__What needs to be done__:
Could you write out the records below exactly as they appear?

[Rows from a dataset]
* BEGIN *
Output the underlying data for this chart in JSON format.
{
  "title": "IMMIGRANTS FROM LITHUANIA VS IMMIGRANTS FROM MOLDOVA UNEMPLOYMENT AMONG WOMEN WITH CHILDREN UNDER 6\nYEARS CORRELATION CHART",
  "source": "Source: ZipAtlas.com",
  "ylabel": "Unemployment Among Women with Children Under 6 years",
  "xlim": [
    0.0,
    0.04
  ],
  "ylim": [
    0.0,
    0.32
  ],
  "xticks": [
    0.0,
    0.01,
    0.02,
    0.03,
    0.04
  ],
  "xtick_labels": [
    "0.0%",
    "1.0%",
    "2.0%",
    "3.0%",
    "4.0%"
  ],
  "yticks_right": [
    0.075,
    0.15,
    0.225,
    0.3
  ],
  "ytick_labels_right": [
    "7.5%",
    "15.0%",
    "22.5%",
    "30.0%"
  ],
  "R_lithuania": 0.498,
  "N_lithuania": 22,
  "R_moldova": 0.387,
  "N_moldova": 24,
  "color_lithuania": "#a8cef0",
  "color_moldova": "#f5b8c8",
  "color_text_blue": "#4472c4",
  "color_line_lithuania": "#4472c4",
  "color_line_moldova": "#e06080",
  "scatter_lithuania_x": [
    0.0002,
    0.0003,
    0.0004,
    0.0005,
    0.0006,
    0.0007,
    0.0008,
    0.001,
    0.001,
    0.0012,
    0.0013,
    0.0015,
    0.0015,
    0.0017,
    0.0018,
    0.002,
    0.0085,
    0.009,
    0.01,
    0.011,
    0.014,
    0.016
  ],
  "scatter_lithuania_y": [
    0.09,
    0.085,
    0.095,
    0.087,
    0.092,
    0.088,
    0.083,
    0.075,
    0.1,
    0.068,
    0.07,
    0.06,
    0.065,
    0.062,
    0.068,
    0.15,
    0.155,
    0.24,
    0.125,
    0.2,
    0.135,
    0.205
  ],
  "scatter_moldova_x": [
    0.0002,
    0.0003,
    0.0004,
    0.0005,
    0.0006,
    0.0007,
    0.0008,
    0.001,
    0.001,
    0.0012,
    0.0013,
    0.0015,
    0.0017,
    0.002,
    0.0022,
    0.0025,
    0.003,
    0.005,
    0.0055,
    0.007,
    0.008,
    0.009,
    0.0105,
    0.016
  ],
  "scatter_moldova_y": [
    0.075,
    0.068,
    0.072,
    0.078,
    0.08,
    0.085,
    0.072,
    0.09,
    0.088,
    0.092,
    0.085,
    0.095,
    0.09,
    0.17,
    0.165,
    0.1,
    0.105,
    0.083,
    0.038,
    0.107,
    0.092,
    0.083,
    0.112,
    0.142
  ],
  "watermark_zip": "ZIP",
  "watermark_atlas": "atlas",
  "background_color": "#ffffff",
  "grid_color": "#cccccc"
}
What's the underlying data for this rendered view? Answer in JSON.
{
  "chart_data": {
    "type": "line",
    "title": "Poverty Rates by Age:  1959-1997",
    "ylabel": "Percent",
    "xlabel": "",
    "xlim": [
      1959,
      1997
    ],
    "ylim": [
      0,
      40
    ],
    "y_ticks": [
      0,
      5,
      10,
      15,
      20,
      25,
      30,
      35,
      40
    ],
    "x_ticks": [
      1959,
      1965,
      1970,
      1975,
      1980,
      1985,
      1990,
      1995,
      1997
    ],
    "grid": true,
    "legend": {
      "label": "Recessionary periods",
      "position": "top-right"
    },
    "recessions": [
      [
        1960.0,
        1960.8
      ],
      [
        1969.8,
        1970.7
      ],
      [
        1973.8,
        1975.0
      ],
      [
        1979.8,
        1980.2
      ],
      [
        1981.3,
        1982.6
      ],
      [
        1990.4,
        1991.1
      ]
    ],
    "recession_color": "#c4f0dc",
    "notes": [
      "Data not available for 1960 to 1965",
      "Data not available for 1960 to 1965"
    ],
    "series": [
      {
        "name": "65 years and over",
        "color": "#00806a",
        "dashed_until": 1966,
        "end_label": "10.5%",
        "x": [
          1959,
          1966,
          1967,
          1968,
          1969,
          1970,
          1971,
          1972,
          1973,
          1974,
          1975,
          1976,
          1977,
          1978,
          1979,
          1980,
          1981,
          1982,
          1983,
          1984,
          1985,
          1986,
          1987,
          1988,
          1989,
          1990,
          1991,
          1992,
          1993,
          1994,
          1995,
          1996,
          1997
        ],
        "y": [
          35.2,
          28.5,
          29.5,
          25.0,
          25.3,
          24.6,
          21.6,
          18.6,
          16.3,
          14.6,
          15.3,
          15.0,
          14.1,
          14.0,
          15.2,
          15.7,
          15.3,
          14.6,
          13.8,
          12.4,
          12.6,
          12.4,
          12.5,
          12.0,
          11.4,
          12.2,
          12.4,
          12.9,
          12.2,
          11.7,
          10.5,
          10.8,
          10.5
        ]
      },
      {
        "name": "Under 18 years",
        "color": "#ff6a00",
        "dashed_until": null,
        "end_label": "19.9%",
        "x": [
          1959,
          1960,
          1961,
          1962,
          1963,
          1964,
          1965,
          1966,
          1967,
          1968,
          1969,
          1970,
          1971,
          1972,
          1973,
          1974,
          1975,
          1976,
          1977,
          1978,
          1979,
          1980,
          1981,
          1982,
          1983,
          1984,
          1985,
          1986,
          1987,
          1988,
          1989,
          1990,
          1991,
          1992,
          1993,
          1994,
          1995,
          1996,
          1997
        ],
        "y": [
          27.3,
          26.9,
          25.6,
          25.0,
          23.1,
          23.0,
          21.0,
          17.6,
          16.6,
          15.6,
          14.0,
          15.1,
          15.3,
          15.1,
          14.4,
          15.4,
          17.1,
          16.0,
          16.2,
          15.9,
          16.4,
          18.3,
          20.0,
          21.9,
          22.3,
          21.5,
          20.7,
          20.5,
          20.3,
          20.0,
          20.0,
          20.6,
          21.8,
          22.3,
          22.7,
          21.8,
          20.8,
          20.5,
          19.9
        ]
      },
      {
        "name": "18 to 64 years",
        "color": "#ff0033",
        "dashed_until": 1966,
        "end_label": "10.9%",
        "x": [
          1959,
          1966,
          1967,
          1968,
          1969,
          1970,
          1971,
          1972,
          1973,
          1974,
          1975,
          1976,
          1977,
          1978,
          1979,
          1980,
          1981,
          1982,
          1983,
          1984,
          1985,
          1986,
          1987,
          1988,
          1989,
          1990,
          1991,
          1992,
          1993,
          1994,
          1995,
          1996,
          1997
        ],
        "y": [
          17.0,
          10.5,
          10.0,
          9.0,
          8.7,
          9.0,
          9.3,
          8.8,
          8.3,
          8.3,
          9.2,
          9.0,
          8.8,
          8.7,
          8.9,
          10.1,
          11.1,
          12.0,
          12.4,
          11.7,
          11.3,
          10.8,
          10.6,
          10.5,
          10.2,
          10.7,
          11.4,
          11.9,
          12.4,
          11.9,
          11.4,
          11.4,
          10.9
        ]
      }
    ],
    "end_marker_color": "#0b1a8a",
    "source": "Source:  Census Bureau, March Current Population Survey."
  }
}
* END *
__Correct result__:
Output the underlying data for this chart in JSON format.
{
  "title": "IMMIGRANTS FROM LITHUANIA VS IMMIGRANTS FROM MOLDOVA UNEMPLOYMENT AMONG WOMEN WITH CHILDREN UNDER 6\nYEARS CORRELATION CHART",
  "source": "Source: ZipAtlas.com",
  "ylabel": "Unemployment Among Women with Children Under 6 years",
  "xlim": [
    0.0,
    0.04
  ],
  "ylim": [
    0.0,
    0.32
  ],
  "xticks": [
    0.0,
    0.01,
    0.02,
    0.03,
    0.04
  ],
  "xtick_labels": [
    "0.0%",
    "1.0%",
    "2.0%",
    "3.0%",
    "4.0%"
  ],
  "yticks_right": [
    0.075,
    0.15,
    0.225,
    0.3
  ],
  "ytick_labels_right": [
    "7.5%",
    "15.0%",
    "22.5%",
    "30.0%"
  ],
  "R_lithuania": 0.498,
  "N_lithuania": 22,
  "R_moldova": 0.387,
  "N_moldova": 24,
  "color_lithuania": "#a8cef0",
  "color_moldova": "#f5b8c8",
  "color_text_blue": "#4472c4",
  "color_line_lithuania": "#4472c4",
  "color_line_moldova": "#e06080",
  "scatter_lithuania_x": [
    0.0002,
    0.0003,
    0.0004,
    0.0005,
    0.0006,
    0.0007,
    0.0008,
    0.001,
    0.001,
    0.0012,
    0.0013,
    0.0015,
    0.0015,
    0.0017,
    0.0018,
    0.002,
    0.0085,
    0.009,
    0.01,
    0.011,
    0.014,
    0.016
  ],
  "scatter_lithuania_y": [
    0.09,
    0.085,
    0.095,
    0.087,
    0.092,
    0.088,
    0.083,
    0.075,
    0.1,
    0.068,
    0.07,
    0.06,
    0.065,
    0.062,
    0.068,
    0.15,
    0.155,
    0.24,
    0.125,
    0.2,
    0.135,
    0.205
  ],
  "scatter_moldova_x": [
    0.0002,
    0.0003,
    0.0004,
    0.0005,
    0.0006,
    0.0007,
    0.0008,
    0.001,
    0.001,
    0.0012,
    0.0013,
    0.0015,
    0.0017,
    0.002,
    0.0022,
    0.0025,
    0.003,
    0.005,
    0.0055,
    0.007,
    0.008,
    0.009,
    0.0105,
    0.016
  ],
  "scatter_moldova_y": [
    0.075,
    0.068,
    0.072,
    0.078,
    0.08,
    0.085,
    0.072,
    0.09,
    0.088,
    0.092,
    0.085,
    0.095,
    0.09,
    0.17,
    0.165,
    0.1,
    0.105,
    0.083,
    0.038,
    0.107,
    0.092,
    0.083,
    0.112,
    0.142
  ],
  "watermark_zip": "ZIP",
  "watermark_atlas": "atlas",
  "background_color": "#ffffff",
  "grid_color": "#cccccc"
}
What's the underlying data for this rendered view? Answer in JSON.
{
  "chart_data": {
    "type": "line",
    "title": "Poverty Rates by Age:  1959-1997",
    "ylabel": "Percent",
    "xlabel": "",
    "xlim": [
      1959,
      1997
    ],
    "ylim": [
      0,
      40
    ],
    "y_ticks": [
      0,
      5,
      10,
      15,
      20,
      25,
      30,
      35,
      40
    ],
    "x_ticks": [
      1959,
      1965,
      1970,
      1975,
      1980,
      1985,
      1990,
      1995,
      1997
    ],
    "grid": true,
    "legend": {
      "label": "Recessionary periods",
      "position": "top-right"
    },
    "recessions": [
      [
        1960.0,
        1960.8
      ],
      [
        1969.8,
        1970.7
      ],
      [
        1973.8,
        1975.0
      ],
      [
        1979.8,
        1980.2
      ],
      [
        1981.3,
        1982.6
      ],
      [
        1990.4,
        1991.1
      ]
    ],
    "recession_color": "#c4f0dc",
    "notes": [
      "Data not available for 1960 to 1965",
      "Data not available for 1960 to 1965"
    ],
    "series": [
      {
        "name": "65 years and over",
        "color": "#00806a",
        "dashed_until": 1966,
        "end_label": "10.5%",
        "x": [
          1959,
          1966,
          1967,
          1968,
          1969,
          1970,
          1971,
          1972,
          1973,
          1974,
          1975,
          1976,
          1977,
          1978,
          1979,
          1980,
          1981,
          1982,
          1983,
          1984,
          1985,
          1986,
          1987,
          1988,
          1989,
          1990,
          1991,
          1992,
          1993,
          1994,
          1995,
          1996,
          1997
        ],
        "y": [
          35.2,
          28.5,
          29.5,
          25.0,
          25.3,
          24.6,
          21.6,
          18.6,
          16.3,
          14.6,
          15.3,
          15.0,
          14.1,
          14.0,
          15.2,
          15.7,
          15.3,
          14.6,
          13.8,
          12.4,
          12.6,
          12.4,
          12.5,
          12.0,
          11.4,
          12.2,
          12.4,
          12.9,
          12.2,
          11.7,
          10.5,
          10.8,
          10.5
        ]
      },
      {
        "name": "Under 18 years",
        "color": "#ff6a00",
        "dashed_until": null,
        "end_label": "19.9%",
        "x": [
          1959,
          1960,
          1961,
          1962,
          1963,
          1964,
          1965,
          1966,
          1967,
          1968,
          1969,
          1970,
          1971,
          1972,
          1973,
          1974,
          1975,
          1976,
          1977,
          1978,
          1979,
          1980,
          1981,
          1982,
          1983,
          1984,
          1985,
          1986,
          1987,
          1988,
          1989,
          1990,
          1991,
          1992,
          1993,
          1994,
          1995,
          1996,
          1997
        ],
        "y": [
          27.3,
          26.9,
          25.6,
          25.0,
          23.1,
          23.0,
          21.0,
          17.6,
          16.6,
          15.6,
          14.0,
          15.1,
          15.3,
          15.1,
          14.4,
          15.4,
          17.1,
          16.0,
          16.2,
          15.9,
          16.4,
          18.3,
          20.0,
          21.9,
          22.3,
          21.5,
          20.7,
          20.5,
          20.3,
          20.0,
          20.0,
          20.6,
          21.8,
          22.3,
          22.7,
          21.8,
          20.8,
          20.5,
          19.9
        ]
      },
      {
        "name": "18 to 64 years",
        "color": "#ff0033",
        "dashed_until": 1966,
        "end_label": "10.9%",
        "x": [
          1959,
          1966,
          1967,
          1968,
          1969,
          1970,
          1971,
          1972,
          1973,
          1974,
          1975,
          1976,
          1977,
          1978,
          1979,
          1980,
          1981,
          1982,
          1983,
          1984,
          1985,
          1986,
          1987,
          1988,
          1989,
          1990,
          1991,
          1992,
          1993,
          1994,
          1995,
          1996,
          1997
        ],
        "y": [
          17.0,
          10.5,
          10.0,
          9.0,
          8.7,
          9.0,
          9.3,
          8.8,
          8.3,
          8.3,
          9.2,
          9.0,
          8.8,
          8.7,
          8.9,
          10.1,
          11.1,
          12.0,
          12.4,
          11.7,
          11.3,
          10.8,
          10.6,
          10.5,
          10.2,
          10.7,
          11.4,
          11.9,
          12.4,
          11.9,
          11.4,
          11.4,
          10.9
        ]
      }
    ],
    "end_marker_color": "#0b1a8a",
    "source": "Source:  Census Bureau, March Current Population Survey."
  }
}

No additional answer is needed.